▸ **Direction**
The lines to transcribe begin with the one containing "Extract the structured" and end with the last line below; reproduce them exactly, without the pictures.

-- start The input --

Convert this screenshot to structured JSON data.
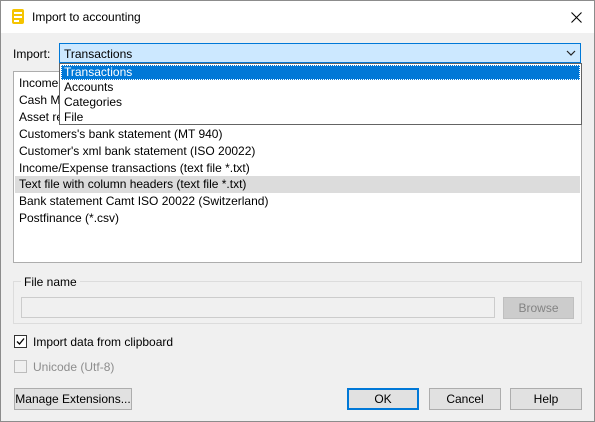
{
  "window": {
    "title": "Import to accounting"
  },
  "import": {
    "label": "Import:",
    "selected": "Transactions",
    "dropdown_options": [
      "Transactions",
      "Accounts",
      "Categories",
      "File"
    ]
  },
  "format_list": {
    "items": [
      "Income",
      "Cash M",
      "Asset re",
      "Customers's bank statement (MT 940)",
      "Customer's xml bank statement (ISO 20022)",
      "Income/Expense transactions (text file *.txt)",
      "Text file with column headers (text file *.txt)",
      "Bank statement Camt ISO 20022 (Switzerland)",
      "Postfinance (*.csv)"
    ],
    "selected_index": 6
  },
  "file_group": {
    "title": "File name",
    "value": "",
    "browse_label": "Browse"
  },
  "options": {
    "clipboard_label": "Import data from clipboard",
    "clipboard_checked": true,
    "unicode_label": "Unicode (Utf-8)",
    "unicode_checked": false
  },
  "buttons": {
    "manage_extensions": "Manage Extensions...",
    "ok": "OK",
    "cancel": "Cancel",
    "help": "Help"
  },
  "colors": {
    "accent": "#0078d7",
    "select_bg": "#cce8ff",
    "list_selection": "#dcdcdc"
  },
  "icons": {
    "app": "banana-app-icon",
    "close": "close-icon",
    "dropdown": "chevron-down-icon",
    "check": "checkmark-icon"
  }
}
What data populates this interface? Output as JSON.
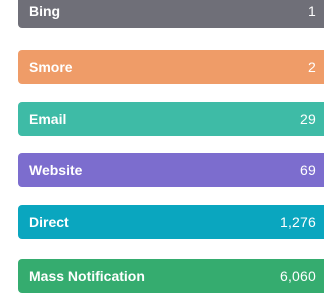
{
  "sources": [
    {
      "label": "Bing",
      "count": "1",
      "color": "#6f6f78"
    },
    {
      "label": "Smore",
      "count": "2",
      "color": "#ef9c68"
    },
    {
      "label": "Email",
      "count": "29",
      "color": "#3ebba6"
    },
    {
      "label": "Website",
      "count": "69",
      "color": "#7c6dce"
    },
    {
      "label": "Direct",
      "count": "1,276",
      "color": "#0aa6bf"
    },
    {
      "label": "Mass Notification",
      "count": "6,060",
      "color": "#35ac6f"
    }
  ]
}
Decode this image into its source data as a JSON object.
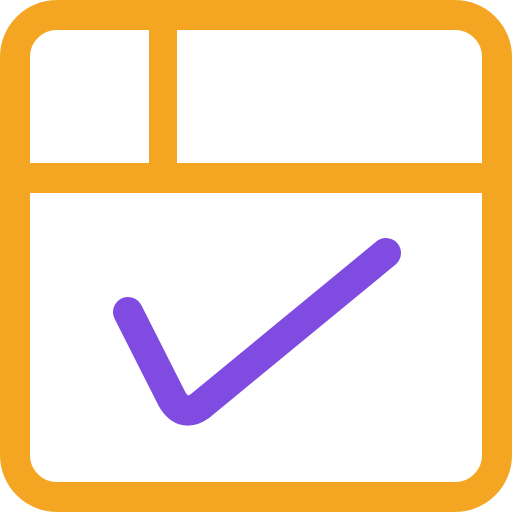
{
  "icon": {
    "name": "calendar-check-icon",
    "frame_color": "#F4A522",
    "check_color": "#7F4BE1",
    "background_color": "#FFFFFF"
  }
}
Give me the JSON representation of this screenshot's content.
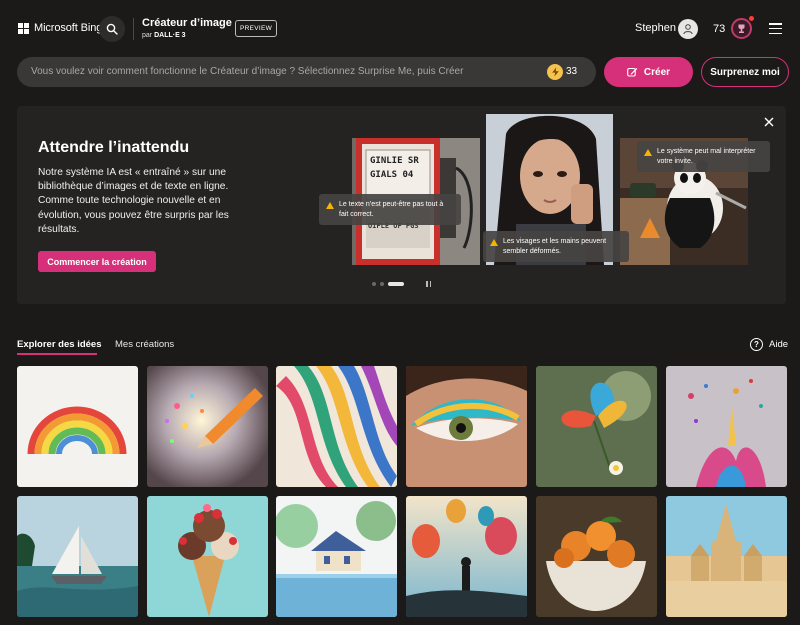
{
  "header": {
    "brand": "Microsoft Bing",
    "app_title": "Créateur d’image",
    "app_sub_prefix": "par",
    "app_sub_model": "DALL·E 3",
    "preview_label": "PREVIEW",
    "user_name": "Stephen",
    "reward_count": "73"
  },
  "prompt": {
    "placeholder": "Vous voulez voir comment fonctionne le Créateur d’image ? Sélectionnez Surprise Me, puis Créer",
    "boost_count": "33",
    "create_label": "Créer",
    "surprise_label": "Surprenez moi"
  },
  "banner": {
    "title": "Attendre l’inattendu",
    "body": "Notre système IA est « entraîné » sur une bibliothèque d’images et de texte en ligne. Comme toute technologie nouvelle et en évolution, vous pouvez être surpris par les résultats.",
    "cta_label": "Commencer la création",
    "tips": [
      "Le texte n’est peut-être pas tout à fait correct.",
      "Les visages et les mains peuvent sembler déformés.",
      "Le système peut mal interpréter votre invite."
    ],
    "pump_text": [
      "GINLIE SR",
      "GIALS 04",
      "OIFLE OF PGS"
    ]
  },
  "tabs": {
    "explore": "Explorer des idées",
    "mine": "Mes créations",
    "help": "Aide"
  },
  "colors": {
    "accent": "#d6307a",
    "background": "#1b1a19",
    "banner_bg": "#242322"
  }
}
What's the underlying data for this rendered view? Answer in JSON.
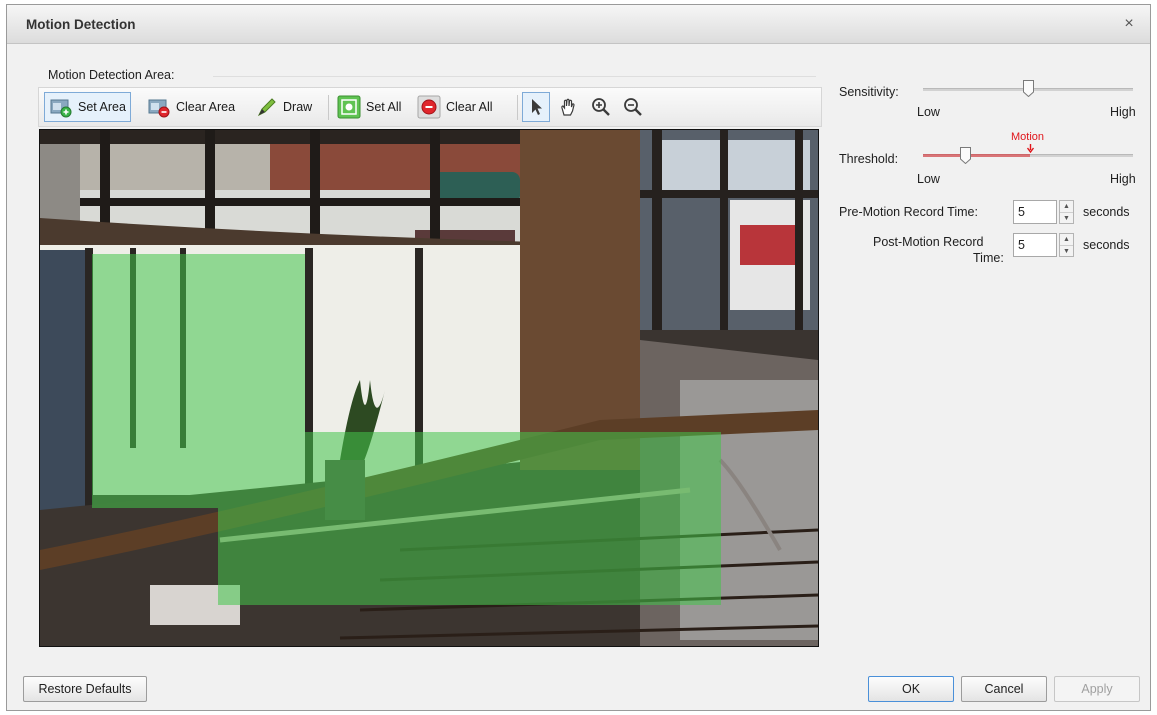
{
  "window": {
    "title": "Motion Detection",
    "close_symbol": "×"
  },
  "area": {
    "group_label": "Motion Detection Area:"
  },
  "toolbar": {
    "set_area": "Set Area",
    "clear_area": "Clear Area",
    "draw": "Draw",
    "set_all": "Set All",
    "clear_all": "Clear All",
    "active_tool": "select-tool"
  },
  "sensitivity": {
    "label": "Sensitivity:",
    "low": "Low",
    "high": "High",
    "level": 0.5
  },
  "threshold": {
    "label": "Threshold:",
    "low": "Low",
    "high": "High",
    "level": 0.2,
    "motion_label": "Motion",
    "motion_level": 0.51
  },
  "pre_motion": {
    "label": "Pre-Motion Record Time:",
    "value": "5",
    "unit": "seconds"
  },
  "post_motion": {
    "label_line1": "Post-Motion Record",
    "label_line2": "Time:",
    "value": "5",
    "unit": "seconds"
  },
  "buttons": {
    "restore": "Restore Defaults",
    "ok": "OK",
    "cancel": "Cancel",
    "apply": "Apply"
  },
  "colors": {
    "motion_area": "#44c44a",
    "motion_marker": "#e0151b",
    "accent": "#4a90d9"
  }
}
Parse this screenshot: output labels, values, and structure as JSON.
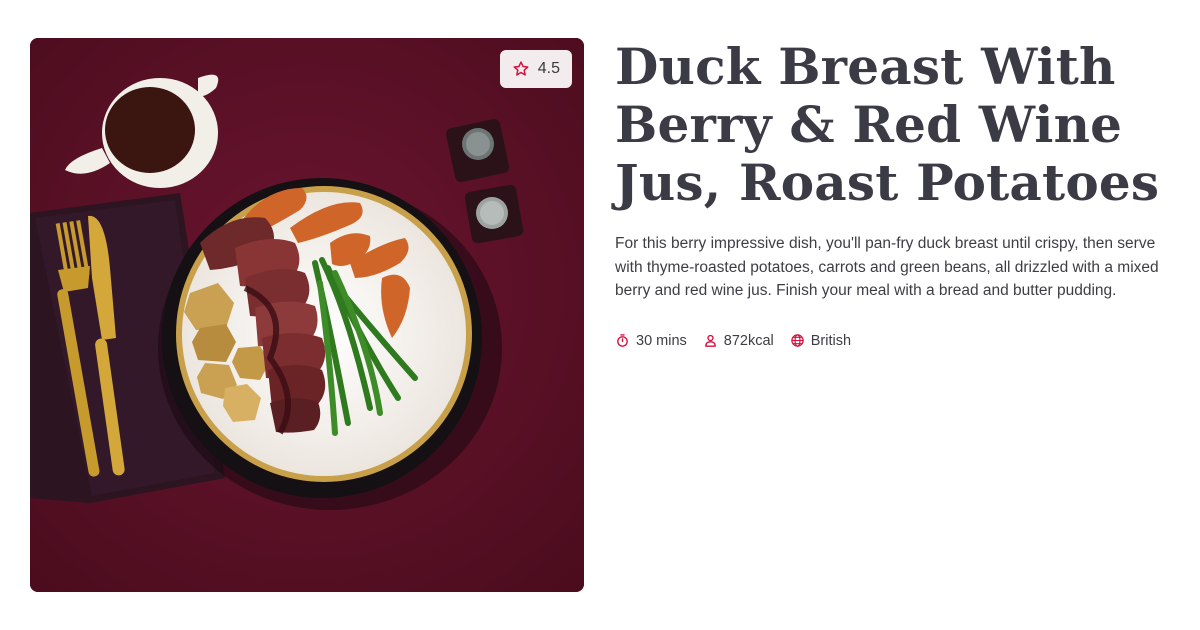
{
  "recipe": {
    "title": "Duck Breast With Berry & Red Wine Jus, Roast Potatoes",
    "description": "For this berry impressive dish, you'll pan-fry duck breast until crispy, then serve with thyme-roasted potatoes, carrots and green beans, all drizzled with a mixed berry and red wine jus. Finish your meal with a bread and butter pudding.",
    "rating": "4.5",
    "rating_icon": "star-icon",
    "meta": {
      "time": "30 mins",
      "time_icon": "timer-icon",
      "calories": "872kcal",
      "calories_icon": "person-icon",
      "cuisine": "British",
      "cuisine_icon": "globe-icon"
    }
  },
  "colors": {
    "accent": "#d6133f",
    "title": "#3a3b45",
    "text": "#3d3d44",
    "photo_background": "#5a1024",
    "badge_background": "#f3ecee"
  }
}
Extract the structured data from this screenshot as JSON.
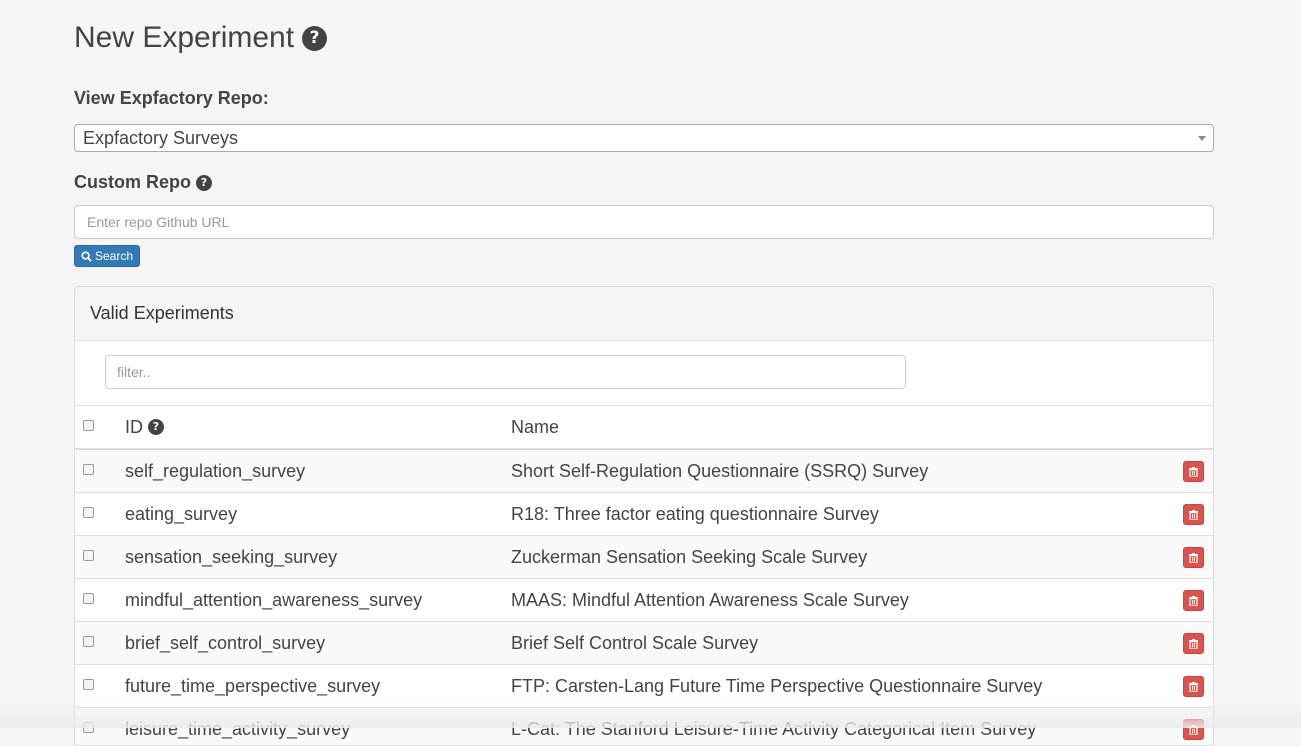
{
  "page": {
    "title": "New Experiment",
    "title_help_icon": "question-circle-icon"
  },
  "repo": {
    "label": "View Expfactory Repo:",
    "selected": "Expfactory Surveys"
  },
  "custom_repo": {
    "label": "Custom Repo",
    "help_icon": "question-circle-icon",
    "placeholder": "Enter repo Github URL",
    "search_label": "Search"
  },
  "panel": {
    "title": "Valid Experiments",
    "filter_placeholder": "filter.."
  },
  "table": {
    "columns": {
      "id": "ID",
      "name": "Name"
    },
    "rows": [
      {
        "id": "self_regulation_survey",
        "name": "Short Self-Regulation Questionnaire (SSRQ) Survey"
      },
      {
        "id": "eating_survey",
        "name": "R18: Three factor eating questionnaire Survey"
      },
      {
        "id": "sensation_seeking_survey",
        "name": "Zuckerman Sensation Seeking Scale Survey"
      },
      {
        "id": "mindful_attention_awareness_survey",
        "name": "MAAS: Mindful Attention Awareness Scale Survey"
      },
      {
        "id": "brief_self_control_survey",
        "name": "Brief Self Control Scale Survey"
      },
      {
        "id": "future_time_perspective_survey",
        "name": "FTP: Carsten-Lang Future Time Perspective Questionnaire Survey"
      },
      {
        "id": "leisure_time_activity_survey",
        "name": "L-Cat: The Stanford Leisure-Time Activity Categorical Item Survey"
      }
    ]
  },
  "colors": {
    "primary": "#337ab7",
    "danger": "#d9534f",
    "background": "#f5f5f5"
  }
}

-- end The input --

▸ **Final result**
Extract the structured data from this screenshot as JSON.
{
  "page": {
    "title": "New Experiment",
    "title_help_icon": "question-circle-icon"
  },
  "repo": {
    "label": "View Expfactory Repo:",
    "selected": "Expfactory Surveys"
  },
  "custom_repo": {
    "label": "Custom Repo",
    "help_icon": "question-circle-icon",
    "placeholder": "Enter repo Github URL",
    "search_label": "Search"
  },
  "panel": {
    "title": "Valid Experiments",
    "filter_placeholder": "filter.."
  },
  "table": {
    "columns": {
      "id": "ID",
      "name": "Name"
    },
    "rows": [
      {
        "id": "self_regulation_survey",
        "name": "Short Self-Regulation Questionnaire (SSRQ) Survey"
      },
      {
        "id": "eating_survey",
        "name": "R18: Three factor eating questionnaire Survey"
      },
      {
        "id": "sensation_seeking_survey",
        "name": "Zuckerman Sensation Seeking Scale Survey"
      },
      {
        "id": "mindful_attention_awareness_survey",
        "name": "MAAS: Mindful Attention Awareness Scale Survey"
      },
      {
        "id": "brief_self_control_survey",
        "name": "Brief Self Control Scale Survey"
      },
      {
        "id": "future_time_perspective_survey",
        "name": "FTP: Carsten-Lang Future Time Perspective Questionnaire Survey"
      },
      {
        "id": "leisure_time_activity_survey",
        "name": "L-Cat: The Stanford Leisure-Time Activity Categorical Item Survey"
      }
    ]
  },
  "colors": {
    "primary": "#337ab7",
    "danger": "#d9534f",
    "background": "#f5f5f5"
  }
}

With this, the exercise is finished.